Stated exercise —
All records are to be retyped faithfully and completely.

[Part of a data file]
***
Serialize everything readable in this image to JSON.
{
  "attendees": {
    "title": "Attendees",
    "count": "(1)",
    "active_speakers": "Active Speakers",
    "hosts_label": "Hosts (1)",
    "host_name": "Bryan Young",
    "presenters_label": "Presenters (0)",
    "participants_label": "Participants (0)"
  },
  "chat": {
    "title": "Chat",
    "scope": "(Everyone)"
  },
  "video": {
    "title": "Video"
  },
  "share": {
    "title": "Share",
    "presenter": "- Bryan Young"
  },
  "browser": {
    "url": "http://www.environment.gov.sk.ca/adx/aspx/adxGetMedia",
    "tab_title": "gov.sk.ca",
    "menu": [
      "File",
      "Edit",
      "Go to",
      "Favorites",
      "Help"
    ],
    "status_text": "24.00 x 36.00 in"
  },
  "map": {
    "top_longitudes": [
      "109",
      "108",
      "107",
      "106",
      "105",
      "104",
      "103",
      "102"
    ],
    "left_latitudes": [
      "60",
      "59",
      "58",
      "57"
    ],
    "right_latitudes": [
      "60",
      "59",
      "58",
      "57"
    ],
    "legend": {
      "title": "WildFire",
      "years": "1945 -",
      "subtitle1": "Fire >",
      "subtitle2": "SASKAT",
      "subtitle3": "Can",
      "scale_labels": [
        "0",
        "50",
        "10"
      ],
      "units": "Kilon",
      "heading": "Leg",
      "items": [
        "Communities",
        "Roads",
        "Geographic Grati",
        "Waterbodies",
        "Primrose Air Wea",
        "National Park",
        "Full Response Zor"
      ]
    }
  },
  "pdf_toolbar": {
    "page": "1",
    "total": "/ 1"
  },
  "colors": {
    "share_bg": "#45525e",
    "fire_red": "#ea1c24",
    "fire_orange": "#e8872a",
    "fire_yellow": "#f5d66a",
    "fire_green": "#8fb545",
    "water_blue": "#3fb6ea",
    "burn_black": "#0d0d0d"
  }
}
***
Result of this exercise —
Serialize everything readable in this image to JSON.
{
  "attendees": {
    "title": "Attendees",
    "count": "(1)",
    "active_speakers": "Active Speakers",
    "hosts_label": "Hosts (1)",
    "host_name": "Bryan Young",
    "presenters_label": "Presenters (0)",
    "participants_label": "Participants (0)"
  },
  "chat": {
    "title": "Chat",
    "scope": "(Everyone)"
  },
  "video": {
    "title": "Video"
  },
  "share": {
    "title": "Share",
    "presenter": "- Bryan Young"
  },
  "browser": {
    "url": "http://www.environment.gov.sk.ca/adx/aspx/adxGetMedia",
    "tab_title": "gov.sk.ca",
    "menu": [
      "File",
      "Edit",
      "Go to",
      "Favorites",
      "Help"
    ],
    "status_text": "24.00 x 36.00 in"
  },
  "map": {
    "top_longitudes": [
      "109",
      "108",
      "107",
      "106",
      "105",
      "104",
      "103",
      "102"
    ],
    "left_latitudes": [
      "60",
      "59",
      "58",
      "57"
    ],
    "right_latitudes": [
      "60",
      "59",
      "58",
      "57"
    ],
    "legend": {
      "title": "WildFire",
      "years": "1945 -",
      "subtitle1": "Fire >",
      "subtitle2": "SASKAT",
      "subtitle3": "Can",
      "scale_labels": [
        "0",
        "50",
        "10"
      ],
      "units": "Kilon",
      "heading": "Leg",
      "items": [
        "Communities",
        "Roads",
        "Geographic Grati",
        "Waterbodies",
        "Primrose Air Wea",
        "National Park",
        "Full Response Zor"
      ]
    }
  },
  "pdf_toolbar": {
    "page": "1",
    "total": "/ 1"
  },
  "colors": {
    "share_bg": "#45525e",
    "fire_red": "#ea1c24",
    "fire_orange": "#e8872a",
    "fire_yellow": "#f5d66a",
    "fire_green": "#8fb545",
    "water_blue": "#3fb6ea",
    "burn_black": "#0d0d0d"
  }
}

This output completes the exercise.